----- GIVEN RECORDS -----

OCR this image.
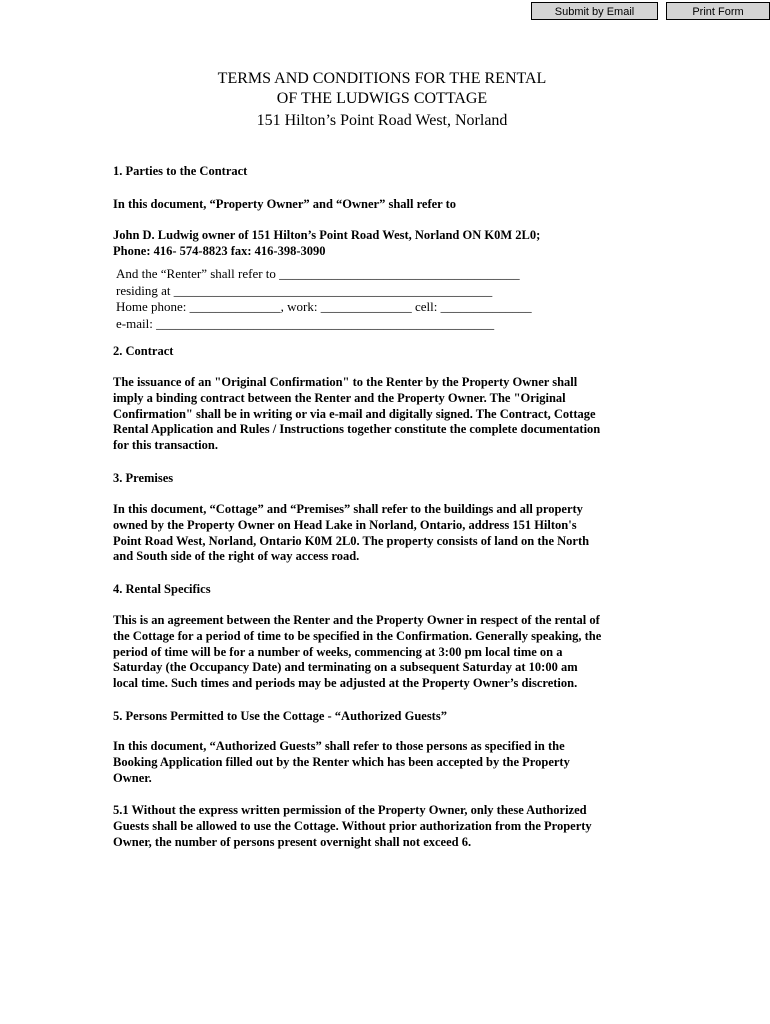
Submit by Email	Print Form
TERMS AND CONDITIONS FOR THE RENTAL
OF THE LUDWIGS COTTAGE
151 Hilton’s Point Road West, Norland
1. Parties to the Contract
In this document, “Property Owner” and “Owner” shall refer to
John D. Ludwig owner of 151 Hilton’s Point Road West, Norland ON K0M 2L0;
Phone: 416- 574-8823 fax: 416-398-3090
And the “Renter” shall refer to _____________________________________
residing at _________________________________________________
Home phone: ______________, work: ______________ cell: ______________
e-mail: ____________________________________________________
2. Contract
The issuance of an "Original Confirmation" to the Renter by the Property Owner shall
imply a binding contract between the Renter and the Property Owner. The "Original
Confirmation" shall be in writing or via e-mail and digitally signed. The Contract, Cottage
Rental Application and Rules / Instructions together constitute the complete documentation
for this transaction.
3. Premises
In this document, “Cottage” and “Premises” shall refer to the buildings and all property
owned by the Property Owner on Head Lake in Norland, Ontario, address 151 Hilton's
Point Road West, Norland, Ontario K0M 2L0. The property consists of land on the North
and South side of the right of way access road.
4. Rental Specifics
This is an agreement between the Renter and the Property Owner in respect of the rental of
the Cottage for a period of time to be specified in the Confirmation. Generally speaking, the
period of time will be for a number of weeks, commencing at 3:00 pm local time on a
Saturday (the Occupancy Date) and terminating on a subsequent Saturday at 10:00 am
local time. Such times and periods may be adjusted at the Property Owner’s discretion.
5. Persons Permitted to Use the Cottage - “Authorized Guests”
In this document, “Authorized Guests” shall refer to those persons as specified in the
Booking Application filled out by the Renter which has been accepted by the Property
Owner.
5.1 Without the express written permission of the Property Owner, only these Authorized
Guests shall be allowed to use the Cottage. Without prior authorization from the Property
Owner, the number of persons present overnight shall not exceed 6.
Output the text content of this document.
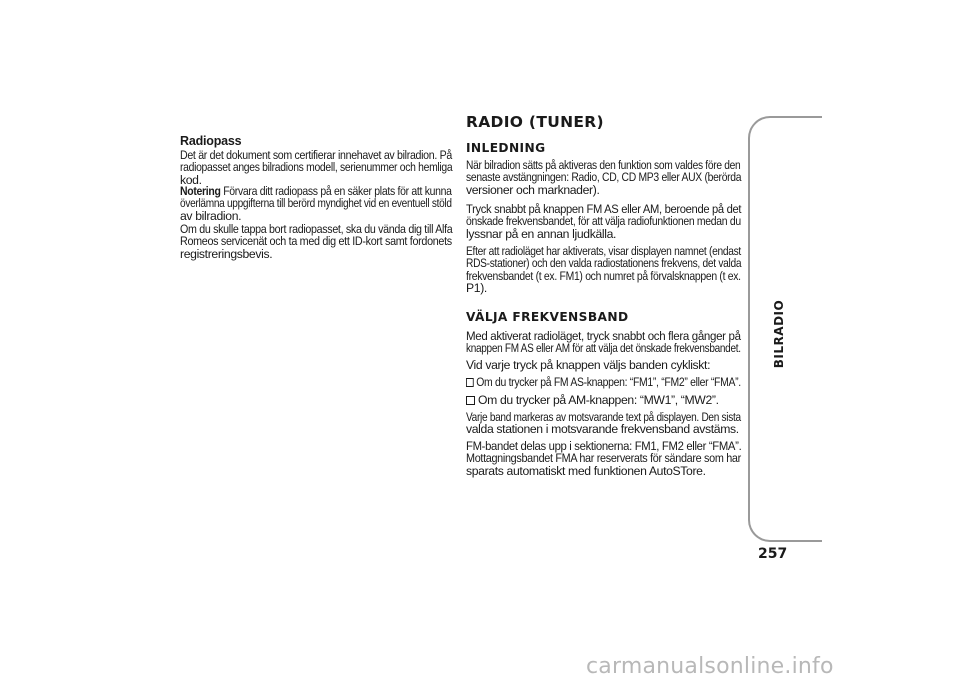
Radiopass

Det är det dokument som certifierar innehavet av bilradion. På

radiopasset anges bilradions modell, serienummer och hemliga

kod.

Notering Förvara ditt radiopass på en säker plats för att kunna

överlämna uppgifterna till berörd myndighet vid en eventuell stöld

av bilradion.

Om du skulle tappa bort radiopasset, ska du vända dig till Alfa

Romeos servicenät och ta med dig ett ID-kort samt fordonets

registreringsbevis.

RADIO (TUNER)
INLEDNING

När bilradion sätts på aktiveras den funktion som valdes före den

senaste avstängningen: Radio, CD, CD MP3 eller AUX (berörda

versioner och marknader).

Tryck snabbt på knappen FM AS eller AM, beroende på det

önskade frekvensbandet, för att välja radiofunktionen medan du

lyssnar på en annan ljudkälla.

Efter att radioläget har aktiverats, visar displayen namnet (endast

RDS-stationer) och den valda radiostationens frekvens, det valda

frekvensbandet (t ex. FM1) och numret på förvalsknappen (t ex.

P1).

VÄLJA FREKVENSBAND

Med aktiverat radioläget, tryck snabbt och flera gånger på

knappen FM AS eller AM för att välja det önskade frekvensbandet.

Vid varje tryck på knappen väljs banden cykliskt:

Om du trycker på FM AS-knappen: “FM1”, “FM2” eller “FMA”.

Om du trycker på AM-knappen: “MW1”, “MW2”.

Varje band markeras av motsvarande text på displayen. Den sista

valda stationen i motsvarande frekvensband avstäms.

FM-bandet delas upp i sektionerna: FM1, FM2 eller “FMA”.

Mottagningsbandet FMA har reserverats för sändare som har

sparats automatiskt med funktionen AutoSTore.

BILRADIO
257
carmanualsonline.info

-----

Repeat everything in the records precisely. Images are excluded from the copy.

OCR this image.
Submit by Email	Print Form
TERMS AND CONDITIONS FOR THE RENTAL
OF THE LUDWIGS COTTAGE
151 Hilton’s Point Road West, Norland
1. Parties to the Contract
In this document, “Property Owner” and “Owner” shall refer to
John D. Ludwig owner of 151 Hilton’s Point Road West, Norland ON K0M 2L0;
Phone: 416- 574-8823 fax: 416-398-3090
And the “Renter” shall refer to _____________________________________
residing at _________________________________________________
Home phone: ______________, work: ______________ cell: ______________
e-mail: ____________________________________________________
2. Contract
The issuance of an "Original Confirmation" to the Renter by the Property Owner shall
imply a binding contract between the Renter and the Property Owner. The "Original
Confirmation" shall be in writing or via e-mail and digitally signed. The Contract, Cottage
Rental Application and Rules / Instructions together constitute the complete documentation
for this transaction.
3. Premises
In this document, “Cottage” and “Premises” shall refer to the buildings and all property
owned by the Property Owner on Head Lake in Norland, Ontario, address 151 Hilton's
Point Road West, Norland, Ontario K0M 2L0. The property consists of land on the North
and South side of the right of way access road.
4. Rental Specifics
This is an agreement between the Renter and the Property Owner in respect of the rental of
the Cottage for a period of time to be specified in the Confirmation. Generally speaking, the
period of time will be for a number of weeks, commencing at 3:00 pm local time on a
Saturday (the Occupancy Date) and terminating on a subsequent Saturday at 10:00 am
local time. Such times and periods may be adjusted at the Property Owner’s discretion.
5. Persons Permitted to Use the Cottage - “Authorized Guests”
In this document, “Authorized Guests” shall refer to those persons as specified in the
Booking Application filled out by the Renter which has been accepted by the Property
Owner.
5.1 Without the express written permission of the Property Owner, only these Authorized
Guests shall be allowed to use the Cottage. Without prior authorization from the Property
Owner, the number of persons present overnight shall not exceed 6.
Output the text content of this document.
Radiopass

Det är det dokument som certifierar innehavet av bilradion. På

radiopasset anges bilradions modell, serienummer och hemliga

kod.

Notering Förvara ditt radiopass på en säker plats för att kunna

överlämna uppgifterna till berörd myndighet vid en eventuell stöld

av bilradion.

Om du skulle tappa bort radiopasset, ska du vända dig till Alfa

Romeos servicenät och ta med dig ett ID-kort samt fordonets

registreringsbevis.

RADIO (TUNER)
INLEDNING

När bilradion sätts på aktiveras den funktion som valdes före den

senaste avstängningen: Radio, CD, CD MP3 eller AUX (berörda

versioner och marknader).

Tryck snabbt på knappen FM AS eller AM, beroende på det

önskade frekvensbandet, för att välja radiofunktionen medan du

lyssnar på en annan ljudkälla.

Efter att radioläget har aktiverats, visar displayen namnet (endast

RDS-stationer) och den valda radiostationens frekvens, det valda

frekvensbandet (t ex. FM1) och numret på förvalsknappen (t ex.

P1).

VÄLJA FREKVENSBAND

Med aktiverat radioläget, tryck snabbt och flera gånger på

knappen FM AS eller AM för att välja det önskade frekvensbandet.

Vid varje tryck på knappen väljs banden cykliskt:

Om du trycker på FM AS-knappen: “FM1”, “FM2” eller “FMA”.

Om du trycker på AM-knappen: “MW1”, “MW2”.

Varje band markeras av motsvarande text på displayen. Den sista

valda stationen i motsvarande frekvensband avstäms.

FM-bandet delas upp i sektionerna: FM1, FM2 eller “FMA”.

Mottagningsbandet FMA har reserverats för sändare som har

sparats automatiskt med funktionen AutoSTore.

BILRADIO
257
carmanualsonline.info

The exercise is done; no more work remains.